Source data
..........

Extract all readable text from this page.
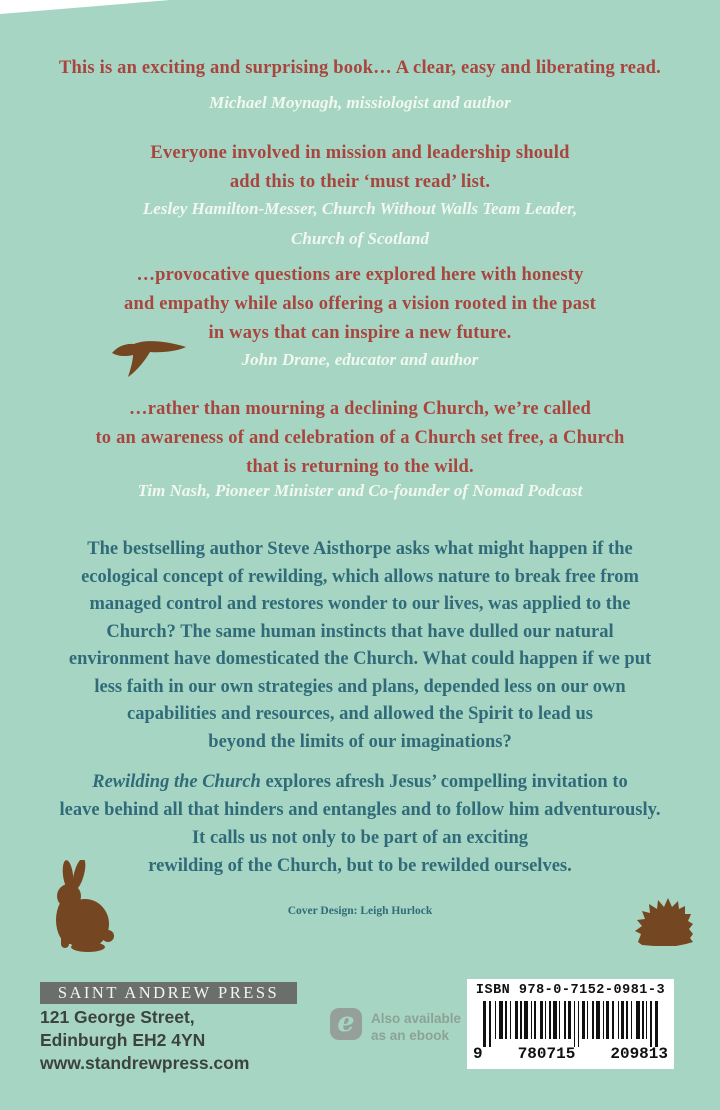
This is an exciting and surprising book… A clear, easy and liberating read.
Michael Moynagh, missiologist and author
Everyone involved in mission and leadership should
add this to their ‘must read’ list.
Lesley Hamilton-Messer, Church Without Walls Team Leader,
Church of Scotland
…provocative questions are explored here with honesty
and empathy while also offering a vision rooted in the past
in ways that can inspire a new future.
John Drane, educator and author
…rather than mourning a declining Church, we’re called
to an awareness of and celebration of a Church set free, a Church
that is returning to the wild.
Tim Nash, Pioneer Minister and Co-founder of Nomad Podcast
The bestselling author Steve Aisthorpe asks what might happen if the
ecological concept of rewilding, which allows nature to break free from
managed control and restores wonder to our lives, was applied to the
Church? The same human instincts that have dulled our natural
environment have domesticated the Church. What could happen if we put
less faith in our own strategies and plans, depended less on our own
capabilities and resources, and allowed the Spirit to lead us
beyond the limits of our imaginations?
Rewilding the Church explores afresh Jesus’ compelling invitation to
leave behind all that hinders and entangles and to follow him adventurously.
It calls us not only to be part of an exciting
rewilding of the Church, but to be rewilded ourselves.
Cover Design: Leigh Hurlock
SAINT ANDREW PRESS
121 George Street,
Edinburgh EH2 4YN
www.standrewpress.com
e	Also available
as an ebook
ISBN 978-0-7152-0981-3
9 780715 209813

..........

### GOAL
Check each line of the records above for "author", and copy those that have it.

### EXERCISE RESPONSE
Michael Moynagh, missiologist and author
John Drane, educator and author
The bestselling author Steve Aisthorpe asks what might happen if the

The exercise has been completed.